## Given exercise
Return, unchanged, the part of the entries that opens with the line containing "x-tick-label: 0 xyxy=(412,354,419,368)" and closes with the line containing "data-point-conservative xyxy=(132,462,140,469)", including both of those lines.

## Given data
-.-.-

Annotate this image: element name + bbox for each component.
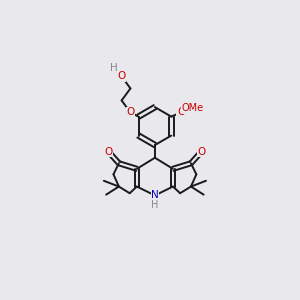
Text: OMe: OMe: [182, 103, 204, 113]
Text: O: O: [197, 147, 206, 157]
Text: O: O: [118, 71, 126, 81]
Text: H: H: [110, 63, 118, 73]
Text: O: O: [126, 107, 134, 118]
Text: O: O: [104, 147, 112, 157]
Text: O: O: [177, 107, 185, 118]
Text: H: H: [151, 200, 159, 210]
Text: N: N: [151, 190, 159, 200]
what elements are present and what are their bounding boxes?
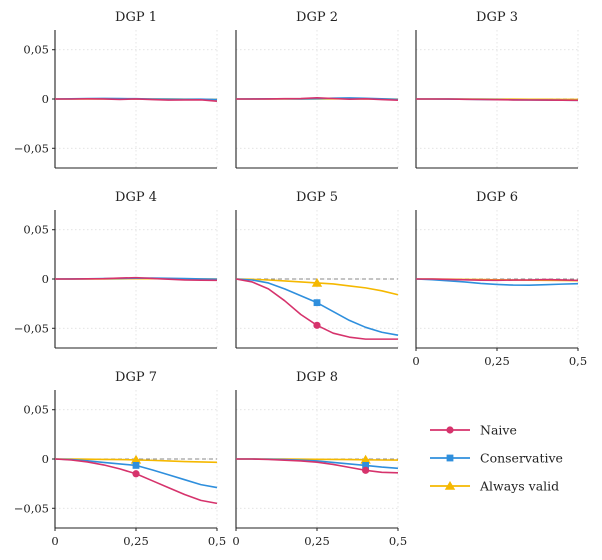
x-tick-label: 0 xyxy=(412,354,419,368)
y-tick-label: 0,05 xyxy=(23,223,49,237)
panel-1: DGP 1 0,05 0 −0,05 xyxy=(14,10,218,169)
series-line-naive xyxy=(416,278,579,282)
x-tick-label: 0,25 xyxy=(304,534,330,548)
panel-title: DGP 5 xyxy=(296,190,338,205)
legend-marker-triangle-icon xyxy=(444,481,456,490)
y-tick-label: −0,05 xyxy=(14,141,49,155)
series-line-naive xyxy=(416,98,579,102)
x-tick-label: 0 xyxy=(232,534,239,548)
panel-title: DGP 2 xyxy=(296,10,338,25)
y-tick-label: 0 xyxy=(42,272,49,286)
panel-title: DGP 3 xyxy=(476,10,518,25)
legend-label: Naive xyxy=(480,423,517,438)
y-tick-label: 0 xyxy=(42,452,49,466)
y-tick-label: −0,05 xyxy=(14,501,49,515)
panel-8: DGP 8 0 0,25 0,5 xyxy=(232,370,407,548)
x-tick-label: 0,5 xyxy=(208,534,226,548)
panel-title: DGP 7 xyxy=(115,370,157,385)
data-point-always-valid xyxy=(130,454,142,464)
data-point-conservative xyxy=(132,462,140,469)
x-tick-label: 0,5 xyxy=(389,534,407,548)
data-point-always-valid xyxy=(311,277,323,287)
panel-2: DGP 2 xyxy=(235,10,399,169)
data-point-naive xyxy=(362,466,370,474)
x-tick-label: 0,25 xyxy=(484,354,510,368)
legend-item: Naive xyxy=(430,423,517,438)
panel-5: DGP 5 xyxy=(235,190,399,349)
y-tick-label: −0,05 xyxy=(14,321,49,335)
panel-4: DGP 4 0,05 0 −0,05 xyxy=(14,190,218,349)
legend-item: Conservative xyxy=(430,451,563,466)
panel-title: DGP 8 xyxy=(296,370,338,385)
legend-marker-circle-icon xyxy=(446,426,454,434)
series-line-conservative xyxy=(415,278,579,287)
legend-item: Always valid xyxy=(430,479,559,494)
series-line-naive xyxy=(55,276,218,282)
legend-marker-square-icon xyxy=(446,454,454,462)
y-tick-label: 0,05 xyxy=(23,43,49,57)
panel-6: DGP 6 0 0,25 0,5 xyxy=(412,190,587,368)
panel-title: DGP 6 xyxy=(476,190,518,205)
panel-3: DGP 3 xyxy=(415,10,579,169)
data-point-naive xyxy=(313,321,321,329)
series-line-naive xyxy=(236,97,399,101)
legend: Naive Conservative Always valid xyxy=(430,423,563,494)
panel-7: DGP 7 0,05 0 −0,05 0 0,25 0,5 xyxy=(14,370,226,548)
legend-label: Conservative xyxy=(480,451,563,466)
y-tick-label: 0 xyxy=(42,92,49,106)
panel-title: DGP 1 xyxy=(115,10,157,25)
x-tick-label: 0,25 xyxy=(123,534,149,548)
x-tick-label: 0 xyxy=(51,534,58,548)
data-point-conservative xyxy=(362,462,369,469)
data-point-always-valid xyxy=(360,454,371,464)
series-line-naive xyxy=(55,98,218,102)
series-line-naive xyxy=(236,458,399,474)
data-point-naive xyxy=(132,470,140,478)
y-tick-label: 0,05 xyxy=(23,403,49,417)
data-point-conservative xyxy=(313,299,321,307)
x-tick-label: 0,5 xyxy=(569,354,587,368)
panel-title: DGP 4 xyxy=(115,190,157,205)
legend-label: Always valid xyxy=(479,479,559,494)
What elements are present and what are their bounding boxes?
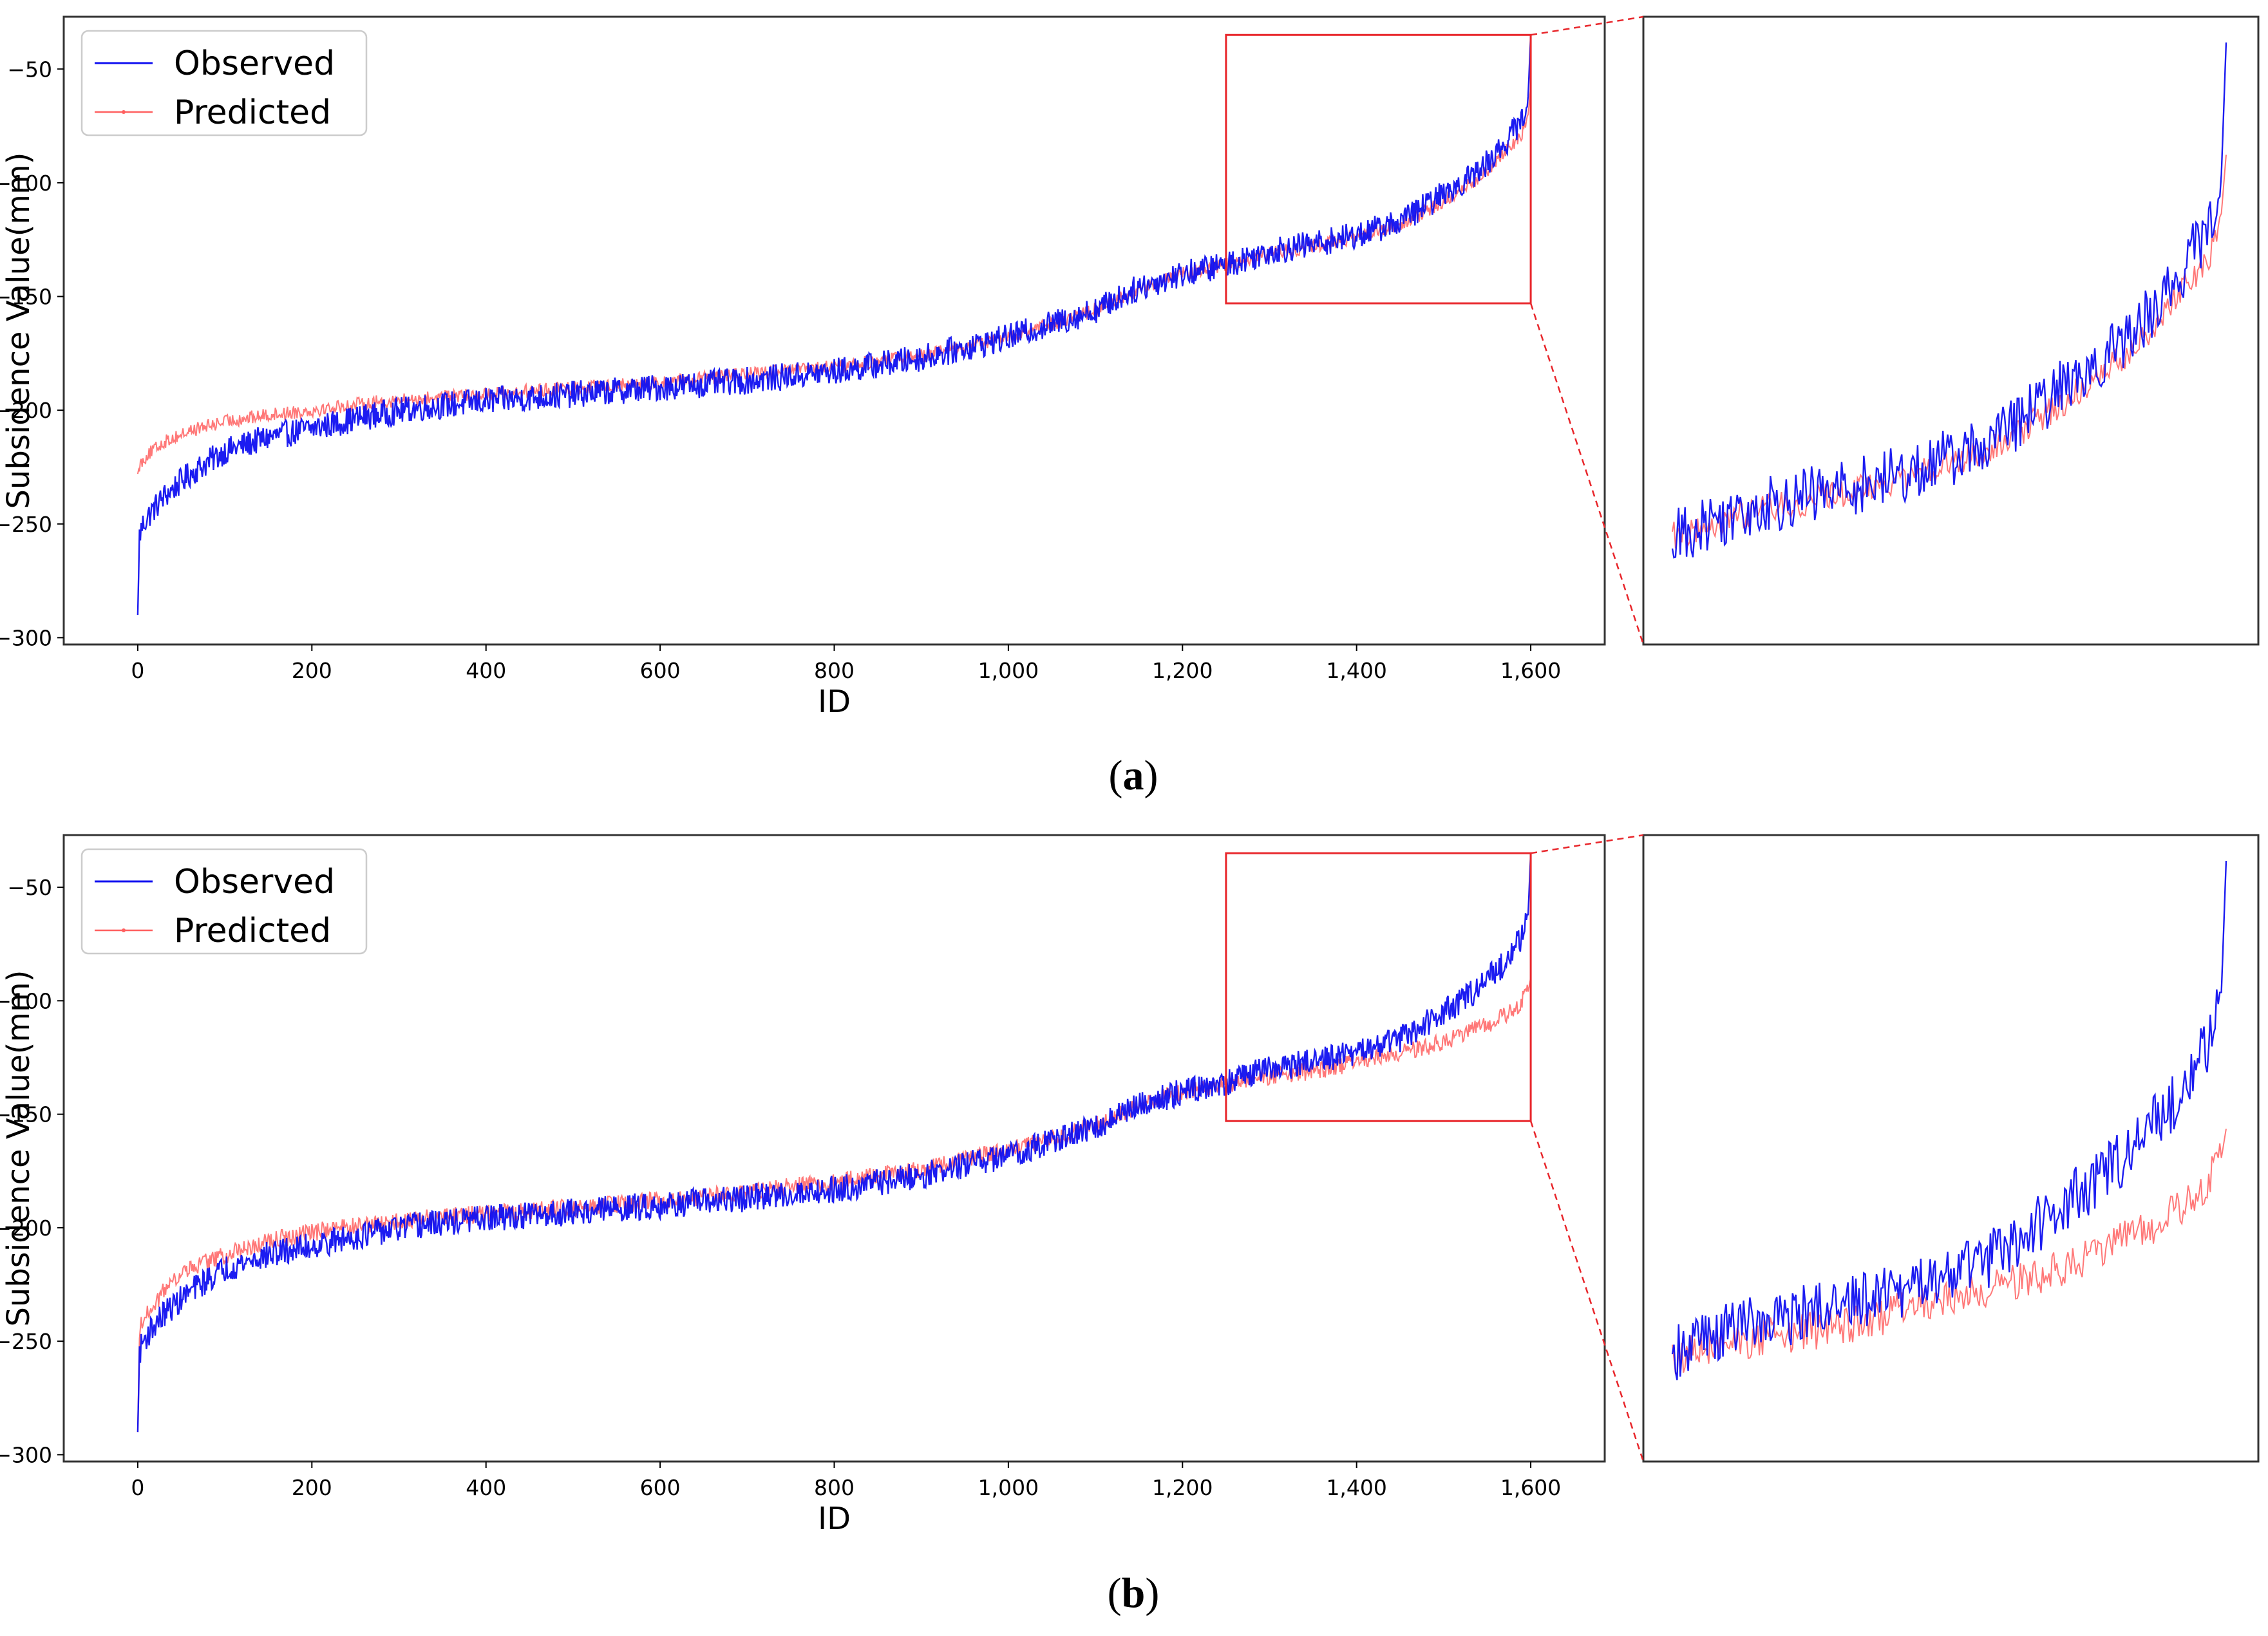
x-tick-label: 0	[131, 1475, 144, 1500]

-.-.-

## Answer for the task
x-tick-label: 0 xyxy=(412,354,419,368)
y-tick-label: 0,05 xyxy=(23,223,49,237)
panel-1: DGP 1 0,05 0 −0,05 xyxy=(14,10,218,169)
series-line-naive xyxy=(416,278,579,282)
x-tick-label: 0,25 xyxy=(304,534,330,548)
panel-title: DGP 5 xyxy=(296,190,338,205)
legend-marker-triangle-icon xyxy=(444,481,456,490)
y-tick-label: −0,05 xyxy=(14,141,49,155)
series-line-naive xyxy=(416,98,579,102)
x-tick-label: 0 xyxy=(232,534,239,548)
panel-title: DGP 2 xyxy=(296,10,338,25)
y-tick-label: 0 xyxy=(42,272,49,286)
panel-title: DGP 3 xyxy=(476,10,518,25)
legend-label: Naive xyxy=(480,423,517,438)
y-tick-label: 0 xyxy=(42,452,49,466)
y-tick-label: −0,05 xyxy=(14,501,49,515)
panel-8: DGP 8 0 0,25 0,5 xyxy=(232,370,407,548)
x-tick-label: 0,5 xyxy=(208,534,226,548)
panel-title: DGP 7 xyxy=(115,370,157,385)
data-point-always-valid xyxy=(130,454,142,464)
data-point-conservative xyxy=(132,462,140,469)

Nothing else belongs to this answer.